◆ Directions for this task ◆
Present the following entries again, word for word and in full.

◆ Excerpted records ◆
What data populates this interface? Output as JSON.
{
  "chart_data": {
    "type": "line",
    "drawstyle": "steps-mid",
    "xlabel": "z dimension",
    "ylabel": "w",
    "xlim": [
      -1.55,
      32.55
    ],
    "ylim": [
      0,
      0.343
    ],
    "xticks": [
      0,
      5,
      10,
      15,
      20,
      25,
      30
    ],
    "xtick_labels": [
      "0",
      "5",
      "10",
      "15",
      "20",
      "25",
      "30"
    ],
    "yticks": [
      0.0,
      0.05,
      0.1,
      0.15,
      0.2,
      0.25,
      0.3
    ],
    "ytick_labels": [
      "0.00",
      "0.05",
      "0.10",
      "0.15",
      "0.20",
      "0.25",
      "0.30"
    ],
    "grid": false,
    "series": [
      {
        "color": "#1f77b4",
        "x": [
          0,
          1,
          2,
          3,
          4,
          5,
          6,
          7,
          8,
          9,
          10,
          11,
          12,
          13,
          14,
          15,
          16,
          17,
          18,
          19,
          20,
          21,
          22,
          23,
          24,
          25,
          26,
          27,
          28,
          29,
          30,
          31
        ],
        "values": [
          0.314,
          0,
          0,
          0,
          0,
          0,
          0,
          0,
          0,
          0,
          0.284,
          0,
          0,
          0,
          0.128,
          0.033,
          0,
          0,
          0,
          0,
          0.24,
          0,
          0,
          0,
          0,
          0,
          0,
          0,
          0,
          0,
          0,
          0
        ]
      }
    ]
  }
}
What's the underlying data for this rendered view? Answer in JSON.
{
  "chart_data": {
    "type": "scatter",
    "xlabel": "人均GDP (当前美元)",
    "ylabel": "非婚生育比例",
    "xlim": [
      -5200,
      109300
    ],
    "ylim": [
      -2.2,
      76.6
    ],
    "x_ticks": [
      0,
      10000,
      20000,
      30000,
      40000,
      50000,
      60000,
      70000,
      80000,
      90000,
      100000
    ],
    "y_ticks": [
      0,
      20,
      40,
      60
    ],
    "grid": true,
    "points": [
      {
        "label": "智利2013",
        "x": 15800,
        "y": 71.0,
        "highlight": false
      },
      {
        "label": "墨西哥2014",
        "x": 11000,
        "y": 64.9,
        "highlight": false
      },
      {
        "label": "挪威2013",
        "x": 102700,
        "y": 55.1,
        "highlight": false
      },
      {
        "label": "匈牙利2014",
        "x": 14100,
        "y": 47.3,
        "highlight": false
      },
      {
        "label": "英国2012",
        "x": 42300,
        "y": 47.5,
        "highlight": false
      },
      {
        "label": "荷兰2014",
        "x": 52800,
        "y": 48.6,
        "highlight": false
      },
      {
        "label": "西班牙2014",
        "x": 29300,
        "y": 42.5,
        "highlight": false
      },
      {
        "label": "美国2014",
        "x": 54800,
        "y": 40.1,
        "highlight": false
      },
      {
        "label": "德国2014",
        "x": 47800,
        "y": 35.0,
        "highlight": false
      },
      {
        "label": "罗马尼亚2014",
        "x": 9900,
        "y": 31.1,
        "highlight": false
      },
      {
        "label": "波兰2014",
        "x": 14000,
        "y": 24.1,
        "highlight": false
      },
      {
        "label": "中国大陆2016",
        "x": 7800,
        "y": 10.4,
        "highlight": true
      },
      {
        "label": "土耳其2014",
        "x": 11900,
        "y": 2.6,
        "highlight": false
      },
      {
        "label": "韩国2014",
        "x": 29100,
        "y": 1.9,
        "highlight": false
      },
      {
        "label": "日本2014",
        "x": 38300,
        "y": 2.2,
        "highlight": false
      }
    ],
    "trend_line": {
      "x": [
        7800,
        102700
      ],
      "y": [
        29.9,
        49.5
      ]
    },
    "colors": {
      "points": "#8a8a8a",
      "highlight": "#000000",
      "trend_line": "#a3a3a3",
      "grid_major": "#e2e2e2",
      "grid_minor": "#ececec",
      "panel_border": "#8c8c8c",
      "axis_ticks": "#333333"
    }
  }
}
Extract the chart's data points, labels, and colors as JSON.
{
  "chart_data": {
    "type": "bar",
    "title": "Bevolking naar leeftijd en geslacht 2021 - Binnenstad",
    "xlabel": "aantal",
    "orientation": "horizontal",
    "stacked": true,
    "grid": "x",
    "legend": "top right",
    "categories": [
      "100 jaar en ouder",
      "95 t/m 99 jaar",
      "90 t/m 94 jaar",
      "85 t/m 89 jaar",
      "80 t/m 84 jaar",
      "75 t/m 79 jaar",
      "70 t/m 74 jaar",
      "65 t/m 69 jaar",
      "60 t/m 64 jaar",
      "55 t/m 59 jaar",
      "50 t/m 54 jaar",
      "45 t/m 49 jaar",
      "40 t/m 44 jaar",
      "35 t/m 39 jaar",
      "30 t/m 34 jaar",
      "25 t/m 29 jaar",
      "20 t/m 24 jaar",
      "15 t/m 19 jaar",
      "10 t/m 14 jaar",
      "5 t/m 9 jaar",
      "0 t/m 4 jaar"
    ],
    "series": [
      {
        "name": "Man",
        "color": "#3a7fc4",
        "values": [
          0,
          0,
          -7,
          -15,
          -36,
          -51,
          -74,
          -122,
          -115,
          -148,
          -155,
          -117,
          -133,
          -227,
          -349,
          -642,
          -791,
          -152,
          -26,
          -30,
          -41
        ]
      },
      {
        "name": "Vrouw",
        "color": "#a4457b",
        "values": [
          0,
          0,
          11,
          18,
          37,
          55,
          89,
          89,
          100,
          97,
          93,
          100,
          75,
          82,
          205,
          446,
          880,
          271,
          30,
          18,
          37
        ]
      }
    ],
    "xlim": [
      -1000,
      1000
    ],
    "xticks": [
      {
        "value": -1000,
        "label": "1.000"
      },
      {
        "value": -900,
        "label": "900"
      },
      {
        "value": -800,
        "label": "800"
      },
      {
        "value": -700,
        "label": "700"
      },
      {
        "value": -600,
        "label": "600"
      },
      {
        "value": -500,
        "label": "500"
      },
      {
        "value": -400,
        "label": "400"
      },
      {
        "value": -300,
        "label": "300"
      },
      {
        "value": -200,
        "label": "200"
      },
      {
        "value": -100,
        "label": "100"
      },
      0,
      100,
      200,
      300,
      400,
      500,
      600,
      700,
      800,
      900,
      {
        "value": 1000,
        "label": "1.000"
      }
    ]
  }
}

◆ Solution ◆
What data populates this interface? Output as JSON.
{
  "chart_data": {
    "type": "line",
    "drawstyle": "steps-mid",
    "xlabel": "z dimension",
    "ylabel": "w",
    "xlim": [
      -1.55,
      32.55
    ],
    "ylim": [
      0,
      0.343
    ],
    "xticks": [
      0,
      5,
      10,
      15,
      20,
      25,
      30
    ],
    "xtick_labels": [
      "0",
      "5",
      "10",
      "15",
      "20",
      "25",
      "30"
    ],
    "yticks": [
      0.0,
      0.05,
      0.1,
      0.15,
      0.2,
      0.25,
      0.3
    ],
    "ytick_labels": [
      "0.00",
      "0.05",
      "0.10",
      "0.15",
      "0.20",
      "0.25",
      "0.30"
    ],
    "grid": false,
    "series": [
      {
        "color": "#1f77b4",
        "x": [
          0,
          1,
          2,
          3,
          4,
          5,
          6,
          7,
          8,
          9,
          10,
          11,
          12,
          13,
          14,
          15,
          16,
          17,
          18,
          19,
          20,
          21,
          22,
          23,
          24,
          25,
          26,
          27,
          28,
          29,
          30,
          31
        ],
        "values": [
          0.314,
          0,
          0,
          0,
          0,
          0,
          0,
          0,
          0,
          0,
          0.284,
          0,
          0,
          0,
          0.128,
          0.033,
          0,
          0,
          0,
          0,
          0.24,
          0,
          0,
          0,
          0,
          0,
          0,
          0,
          0,
          0,
          0,
          0
        ]
      }
    ]
  }
}
What's the underlying data for this rendered view? Answer in JSON.
{
  "chart_data": {
    "type": "scatter",
    "xlabel": "人均GDP (当前美元)",
    "ylabel": "非婚生育比例",
    "xlim": [
      -5200,
      109300
    ],
    "ylim": [
      -2.2,
      76.6
    ],
    "x_ticks": [
      0,
      10000,
      20000,
      30000,
      40000,
      50000,
      60000,
      70000,
      80000,
      90000,
      100000
    ],
    "y_ticks": [
      0,
      20,
      40,
      60
    ],
    "grid": true,
    "points": [
      {
        "label": "智利2013",
        "x": 15800,
        "y": 71.0,
        "highlight": false
      },
      {
        "label": "墨西哥2014",
        "x": 11000,
        "y": 64.9,
        "highlight": false
      },
      {
        "label": "挪威2013",
        "x": 102700,
        "y": 55.1,
        "highlight": false
      },
      {
        "label": "匈牙利2014",
        "x": 14100,
        "y": 47.3,
        "highlight": false
      },
      {
        "label": "英国2012",
        "x": 42300,
        "y": 47.5,
        "highlight": false
      },
      {
        "label": "荷兰2014",
        "x": 52800,
        "y": 48.6,
        "highlight": false
      },
      {
        "label": "西班牙2014",
        "x": 29300,
        "y": 42.5,
        "highlight": false
      },
      {
        "label": "美国2014",
        "x": 54800,
        "y": 40.1,
        "highlight": false
      },
      {
        "label": "德国2014",
        "x": 47800,
        "y": 35.0,
        "highlight": false
      },
      {
        "label": "罗马尼亚2014",
        "x": 9900,
        "y": 31.1,
        "highlight": false
      },
      {
        "label": "波兰2014",
        "x": 14000,
        "y": 24.1,
        "highlight": false
      },
      {
        "label": "中国大陆2016",
        "x": 7800,
        "y": 10.4,
        "highlight": true
      },
      {
        "label": "土耳其2014",
        "x": 11900,
        "y": 2.6,
        "highlight": false
      },
      {
        "label": "韩国2014",
        "x": 29100,
        "y": 1.9,
        "highlight": false
      },
      {
        "label": "日本2014",
        "x": 38300,
        "y": 2.2,
        "highlight": false
      }
    ],
    "trend_line": {
      "x": [
        7800,
        102700
      ],
      "y": [
        29.9,
        49.5
      ]
    },
    "colors": {
      "points": "#8a8a8a",
      "highlight": "#000000",
      "trend_line": "#a3a3a3",
      "grid_major": "#e2e2e2",
      "grid_minor": "#ececec",
      "panel_border": "#8c8c8c",
      "axis_ticks": "#333333"
    }
  }
}
Extract the chart's data points, labels, and colors as JSON.
{
  "chart_data": {
    "type": "bar",
    "title": "Bevolking naar leeftijd en geslacht 2021 - Binnenstad",
    "xlabel": "aantal",
    "orientation": "horizontal",
    "stacked": true,
    "grid": "x",
    "legend": "top right",
    "categories": [
      "100 jaar en ouder",
      "95 t/m 99 jaar",
      "90 t/m 94 jaar",
      "85 t/m 89 jaar",
      "80 t/m 84 jaar",
      "75 t/m 79 jaar",
      "70 t/m 74 jaar",
      "65 t/m 69 jaar",
      "60 t/m 64 jaar",
      "55 t/m 59 jaar",
      "50 t/m 54 jaar",
      "45 t/m 49 jaar",
      "40 t/m 44 jaar",
      "35 t/m 39 jaar",
      "30 t/m 34 jaar",
      "25 t/m 29 jaar",
      "20 t/m 24 jaar",
      "15 t/m 19 jaar",
      "10 t/m 14 jaar",
      "5 t/m 9 jaar",
      "0 t/m 4 jaar"
    ],
    "series": [
      {
        "name": "Man",
        "color": "#3a7fc4",
        "values": [
          0,
          0,
          -7,
          -15,
          -36,
          -51,
          -74,
          -122,
          -115,
          -148,
          -155,
          -117,
          -133,
          -227,
          -349,
          -642,
          -791,
          -152,
          -26,
          -30,
          -41
        ]
      },
      {
        "name": "Vrouw",
        "color": "#a4457b",
        "values": [
          0,
          0,
          11,
          18,
          37,
          55,
          89,
          89,
          100,
          97,
          93,
          100,
          75,
          82,
          205,
          446,
          880,
          271,
          30,
          18,
          37
        ]
      }
    ],
    "xlim": [
      -1000,
      1000
    ],
    "xticks": [
      {
        "value": -1000,
        "label": "1.000"
      },
      {
        "value": -900,
        "label": "900"
      },
      {
        "value": -800,
        "label": "800"
      },
      {
        "value": -700,
        "label": "700"
      },
      {
        "value": -600,
        "label": "600"
      },
      {
        "value": -500,
        "label": "500"
      },
      {
        "value": -400,
        "label": "400"
      },
      {
        "value": -300,
        "label": "300"
      },
      {
        "value": -200,
        "label": "200"
      },
      {
        "value": -100,
        "label": "100"
      },
      0,
      100,
      200,
      300,
      400,
      500,
      600,
      700,
      800,
      900,
      {
        "value": 1000,
        "label": "1.000"
      }
    ]
  }
}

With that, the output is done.